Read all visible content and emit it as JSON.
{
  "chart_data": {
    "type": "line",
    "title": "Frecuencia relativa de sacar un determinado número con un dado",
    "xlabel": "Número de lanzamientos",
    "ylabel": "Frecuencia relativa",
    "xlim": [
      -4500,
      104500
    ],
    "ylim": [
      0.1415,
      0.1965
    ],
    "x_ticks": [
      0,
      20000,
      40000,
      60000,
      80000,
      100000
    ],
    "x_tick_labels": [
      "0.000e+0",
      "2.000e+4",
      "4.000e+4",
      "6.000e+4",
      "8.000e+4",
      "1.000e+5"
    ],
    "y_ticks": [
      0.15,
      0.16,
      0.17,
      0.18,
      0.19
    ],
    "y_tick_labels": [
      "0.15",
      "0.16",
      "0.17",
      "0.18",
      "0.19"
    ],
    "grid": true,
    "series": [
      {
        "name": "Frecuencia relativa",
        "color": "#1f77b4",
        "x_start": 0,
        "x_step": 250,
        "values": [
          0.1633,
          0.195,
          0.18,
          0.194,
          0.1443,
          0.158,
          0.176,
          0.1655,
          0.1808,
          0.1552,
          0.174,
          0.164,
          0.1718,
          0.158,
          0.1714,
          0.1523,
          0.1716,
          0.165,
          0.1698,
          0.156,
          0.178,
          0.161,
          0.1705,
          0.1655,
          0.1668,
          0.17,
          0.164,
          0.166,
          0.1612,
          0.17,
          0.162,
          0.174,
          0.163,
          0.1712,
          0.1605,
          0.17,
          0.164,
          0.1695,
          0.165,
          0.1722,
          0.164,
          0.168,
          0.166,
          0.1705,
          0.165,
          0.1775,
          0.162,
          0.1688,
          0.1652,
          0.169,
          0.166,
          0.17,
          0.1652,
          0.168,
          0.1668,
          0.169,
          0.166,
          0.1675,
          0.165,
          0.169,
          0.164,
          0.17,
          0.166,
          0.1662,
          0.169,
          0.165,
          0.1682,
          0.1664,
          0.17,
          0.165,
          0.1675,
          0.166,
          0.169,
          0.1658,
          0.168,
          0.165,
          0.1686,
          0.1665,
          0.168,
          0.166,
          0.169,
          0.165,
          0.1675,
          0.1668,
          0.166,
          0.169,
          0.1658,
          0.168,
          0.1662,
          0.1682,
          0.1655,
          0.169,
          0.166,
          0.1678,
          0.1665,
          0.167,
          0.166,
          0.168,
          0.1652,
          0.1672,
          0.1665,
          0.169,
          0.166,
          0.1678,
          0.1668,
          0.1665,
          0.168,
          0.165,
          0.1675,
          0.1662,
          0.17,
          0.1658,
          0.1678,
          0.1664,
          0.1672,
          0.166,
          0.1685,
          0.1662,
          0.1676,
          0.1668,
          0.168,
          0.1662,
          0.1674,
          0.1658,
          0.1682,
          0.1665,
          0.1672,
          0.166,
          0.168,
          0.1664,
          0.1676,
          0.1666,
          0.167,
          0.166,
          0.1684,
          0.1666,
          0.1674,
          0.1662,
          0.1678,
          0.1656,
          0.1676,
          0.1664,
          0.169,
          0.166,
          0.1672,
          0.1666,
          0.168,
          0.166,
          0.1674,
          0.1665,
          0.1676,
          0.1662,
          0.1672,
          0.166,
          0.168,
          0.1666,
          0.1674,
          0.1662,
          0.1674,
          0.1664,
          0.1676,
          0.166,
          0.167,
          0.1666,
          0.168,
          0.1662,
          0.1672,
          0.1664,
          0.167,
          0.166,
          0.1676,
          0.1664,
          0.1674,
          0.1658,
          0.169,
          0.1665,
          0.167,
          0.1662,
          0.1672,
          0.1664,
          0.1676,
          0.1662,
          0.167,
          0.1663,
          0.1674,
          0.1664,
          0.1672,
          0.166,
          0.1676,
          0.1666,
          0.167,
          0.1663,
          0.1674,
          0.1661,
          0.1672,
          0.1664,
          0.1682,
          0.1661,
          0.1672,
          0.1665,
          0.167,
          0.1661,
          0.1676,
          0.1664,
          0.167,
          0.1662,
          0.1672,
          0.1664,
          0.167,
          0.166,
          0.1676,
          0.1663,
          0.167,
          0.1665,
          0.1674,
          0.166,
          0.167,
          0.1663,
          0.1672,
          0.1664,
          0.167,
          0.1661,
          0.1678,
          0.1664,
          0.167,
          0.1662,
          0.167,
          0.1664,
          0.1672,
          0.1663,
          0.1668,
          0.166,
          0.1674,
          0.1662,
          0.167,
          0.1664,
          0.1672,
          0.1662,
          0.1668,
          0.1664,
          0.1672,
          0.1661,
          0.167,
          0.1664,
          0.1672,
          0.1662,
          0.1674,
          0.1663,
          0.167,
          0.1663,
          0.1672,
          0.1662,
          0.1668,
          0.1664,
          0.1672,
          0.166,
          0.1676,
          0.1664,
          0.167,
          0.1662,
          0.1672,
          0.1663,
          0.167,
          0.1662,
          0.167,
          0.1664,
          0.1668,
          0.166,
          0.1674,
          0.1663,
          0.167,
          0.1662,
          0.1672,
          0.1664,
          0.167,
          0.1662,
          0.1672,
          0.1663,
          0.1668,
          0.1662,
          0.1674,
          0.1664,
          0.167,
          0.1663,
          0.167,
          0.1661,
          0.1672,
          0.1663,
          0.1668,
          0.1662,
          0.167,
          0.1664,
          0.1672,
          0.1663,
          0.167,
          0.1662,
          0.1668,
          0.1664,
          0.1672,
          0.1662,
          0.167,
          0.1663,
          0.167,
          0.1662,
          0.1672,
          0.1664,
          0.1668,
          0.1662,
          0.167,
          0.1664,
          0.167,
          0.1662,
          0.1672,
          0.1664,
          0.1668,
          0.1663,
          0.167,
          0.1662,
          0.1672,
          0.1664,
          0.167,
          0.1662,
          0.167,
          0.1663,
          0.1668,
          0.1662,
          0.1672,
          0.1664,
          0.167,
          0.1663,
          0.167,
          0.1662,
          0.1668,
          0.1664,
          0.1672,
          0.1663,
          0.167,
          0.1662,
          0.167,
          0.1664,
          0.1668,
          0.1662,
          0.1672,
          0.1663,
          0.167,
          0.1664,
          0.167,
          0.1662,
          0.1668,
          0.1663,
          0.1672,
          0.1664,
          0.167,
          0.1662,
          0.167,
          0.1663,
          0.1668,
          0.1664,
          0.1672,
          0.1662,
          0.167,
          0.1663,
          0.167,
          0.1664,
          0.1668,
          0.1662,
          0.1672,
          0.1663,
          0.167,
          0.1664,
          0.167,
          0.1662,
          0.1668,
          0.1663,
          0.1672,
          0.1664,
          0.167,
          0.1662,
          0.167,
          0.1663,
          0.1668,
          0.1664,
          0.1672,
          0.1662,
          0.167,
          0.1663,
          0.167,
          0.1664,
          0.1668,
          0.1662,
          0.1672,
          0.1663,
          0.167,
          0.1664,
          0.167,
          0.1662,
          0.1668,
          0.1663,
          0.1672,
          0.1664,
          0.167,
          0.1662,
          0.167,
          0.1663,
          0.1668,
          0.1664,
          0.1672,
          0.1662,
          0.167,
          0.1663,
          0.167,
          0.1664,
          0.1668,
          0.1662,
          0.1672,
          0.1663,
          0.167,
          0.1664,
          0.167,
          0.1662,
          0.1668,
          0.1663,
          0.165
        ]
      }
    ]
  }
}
⁂
● **GOAL**
Extract the whole listing, character for character.

● **FINISHED TASK**
Read all visible content and emit it as JSON.
{
  "chart_data": {
    "type": "line",
    "title": "Frecuencia relativa de sacar un determinado número con un dado",
    "xlabel": "Número de lanzamientos",
    "ylabel": "Frecuencia relativa",
    "xlim": [
      -4500,
      104500
    ],
    "ylim": [
      0.1415,
      0.1965
    ],
    "x_ticks": [
      0,
      20000,
      40000,
      60000,
      80000,
      100000
    ],
    "x_tick_labels": [
      "0.000e+0",
      "2.000e+4",
      "4.000e+4",
      "6.000e+4",
      "8.000e+4",
      "1.000e+5"
    ],
    "y_ticks": [
      0.15,
      0.16,
      0.17,
      0.18,
      0.19
    ],
    "y_tick_labels": [
      "0.15",
      "0.16",
      "0.17",
      "0.18",
      "0.19"
    ],
    "grid": true,
    "series": [
      {
        "name": "Frecuencia relativa",
        "color": "#1f77b4",
        "x_start": 0,
        "x_step": 250,
        "values": [
          0.1633,
          0.195,
          0.18,
          0.194,
          0.1443,
          0.158,
          0.176,
          0.1655,
          0.1808,
          0.1552,
          0.174,
          0.164,
          0.1718,
          0.158,
          0.1714,
          0.1523,
          0.1716,
          0.165,
          0.1698,
          0.156,
          0.178,
          0.161,
          0.1705,
          0.1655,
          0.1668,
          0.17,
          0.164,
          0.166,
          0.1612,
          0.17,
          0.162,
          0.174,
          0.163,
          0.1712,
          0.1605,
          0.17,
          0.164,
          0.1695,
          0.165,
          0.1722,
          0.164,
          0.168,
          0.166,
          0.1705,
          0.165,
          0.1775,
          0.162,
          0.1688,
          0.1652,
          0.169,
          0.166,
          0.17,
          0.1652,
          0.168,
          0.1668,
          0.169,
          0.166,
          0.1675,
          0.165,
          0.169,
          0.164,
          0.17,
          0.166,
          0.1662,
          0.169,
          0.165,
          0.1682,
          0.1664,
          0.17,
          0.165,
          0.1675,
          0.166,
          0.169,
          0.1658,
          0.168,
          0.165,
          0.1686,
          0.1665,
          0.168,
          0.166,
          0.169,
          0.165,
          0.1675,
          0.1668,
          0.166,
          0.169,
          0.1658,
          0.168,
          0.1662,
          0.1682,
          0.1655,
          0.169,
          0.166,
          0.1678,
          0.1665,
          0.167,
          0.166,
          0.168,
          0.1652,
          0.1672,
          0.1665,
          0.169,
          0.166,
          0.1678,
          0.1668,
          0.1665,
          0.168,
          0.165,
          0.1675,
          0.1662,
          0.17,
          0.1658,
          0.1678,
          0.1664,
          0.1672,
          0.166,
          0.1685,
          0.1662,
          0.1676,
          0.1668,
          0.168,
          0.1662,
          0.1674,
          0.1658,
          0.1682,
          0.1665,
          0.1672,
          0.166,
          0.168,
          0.1664,
          0.1676,
          0.1666,
          0.167,
          0.166,
          0.1684,
          0.1666,
          0.1674,
          0.1662,
          0.1678,
          0.1656,
          0.1676,
          0.1664,
          0.169,
          0.166,
          0.1672,
          0.1666,
          0.168,
          0.166,
          0.1674,
          0.1665,
          0.1676,
          0.1662,
          0.1672,
          0.166,
          0.168,
          0.1666,
          0.1674,
          0.1662,
          0.1674,
          0.1664,
          0.1676,
          0.166,
          0.167,
          0.1666,
          0.168,
          0.1662,
          0.1672,
          0.1664,
          0.167,
          0.166,
          0.1676,
          0.1664,
          0.1674,
          0.1658,
          0.169,
          0.1665,
          0.167,
          0.1662,
          0.1672,
          0.1664,
          0.1676,
          0.1662,
          0.167,
          0.1663,
          0.1674,
          0.1664,
          0.1672,
          0.166,
          0.1676,
          0.1666,
          0.167,
          0.1663,
          0.1674,
          0.1661,
          0.1672,
          0.1664,
          0.1682,
          0.1661,
          0.1672,
          0.1665,
          0.167,
          0.1661,
          0.1676,
          0.1664,
          0.167,
          0.1662,
          0.1672,
          0.1664,
          0.167,
          0.166,
          0.1676,
          0.1663,
          0.167,
          0.1665,
          0.1674,
          0.166,
          0.167,
          0.1663,
          0.1672,
          0.1664,
          0.167,
          0.1661,
          0.1678,
          0.1664,
          0.167,
          0.1662,
          0.167,
          0.1664,
          0.1672,
          0.1663,
          0.1668,
          0.166,
          0.1674,
          0.1662,
          0.167,
          0.1664,
          0.1672,
          0.1662,
          0.1668,
          0.1664,
          0.1672,
          0.1661,
          0.167,
          0.1664,
          0.1672,
          0.1662,
          0.1674,
          0.1663,
          0.167,
          0.1663,
          0.1672,
          0.1662,
          0.1668,
          0.1664,
          0.1672,
          0.166,
          0.1676,
          0.1664,
          0.167,
          0.1662,
          0.1672,
          0.1663,
          0.167,
          0.1662,
          0.167,
          0.1664,
          0.1668,
          0.166,
          0.1674,
          0.1663,
          0.167,
          0.1662,
          0.1672,
          0.1664,
          0.167,
          0.1662,
          0.1672,
          0.1663,
          0.1668,
          0.1662,
          0.1674,
          0.1664,
          0.167,
          0.1663,
          0.167,
          0.1661,
          0.1672,
          0.1663,
          0.1668,
          0.1662,
          0.167,
          0.1664,
          0.1672,
          0.1663,
          0.167,
          0.1662,
          0.1668,
          0.1664,
          0.1672,
          0.1662,
          0.167,
          0.1663,
          0.167,
          0.1662,
          0.1672,
          0.1664,
          0.1668,
          0.1662,
          0.167,
          0.1664,
          0.167,
          0.1662,
          0.1672,
          0.1664,
          0.1668,
          0.1663,
          0.167,
          0.1662,
          0.1672,
          0.1664,
          0.167,
          0.1662,
          0.167,
          0.1663,
          0.1668,
          0.1662,
          0.1672,
          0.1664,
          0.167,
          0.1663,
          0.167,
          0.1662,
          0.1668,
          0.1664,
          0.1672,
          0.1663,
          0.167,
          0.1662,
          0.167,
          0.1664,
          0.1668,
          0.1662,
          0.1672,
          0.1663,
          0.167,
          0.1664,
          0.167,
          0.1662,
          0.1668,
          0.1663,
          0.1672,
          0.1664,
          0.167,
          0.1662,
          0.167,
          0.1663,
          0.1668,
          0.1664,
          0.1672,
          0.1662,
          0.167,
          0.1663,
          0.167,
          0.1664,
          0.1668,
          0.1662,
          0.1672,
          0.1663,
          0.167,
          0.1664,
          0.167,
          0.1662,
          0.1668,
          0.1663,
          0.1672,
          0.1664,
          0.167,
          0.1662,
          0.167,
          0.1663,
          0.1668,
          0.1664,
          0.1672,
          0.1662,
          0.167,
          0.1663,
          0.167,
          0.1664,
          0.1668,
          0.1662,
          0.1672,
          0.1663,
          0.167,
          0.1664,
          0.167,
          0.1662,
          0.1668,
          0.1663,
          0.1672,
          0.1664,
          0.167,
          0.1662,
          0.167,
          0.1663,
          0.1668,
          0.1664,
          0.1672,
          0.1662,
          0.167,
          0.1663,
          0.167,
          0.1664,
          0.1668,
          0.1662,
          0.1672,
          0.1663,
          0.167,
          0.1664,
          0.167,
          0.1662,
          0.1668,
          0.1663,
          0.165
        ]
      }
    ]
  }
}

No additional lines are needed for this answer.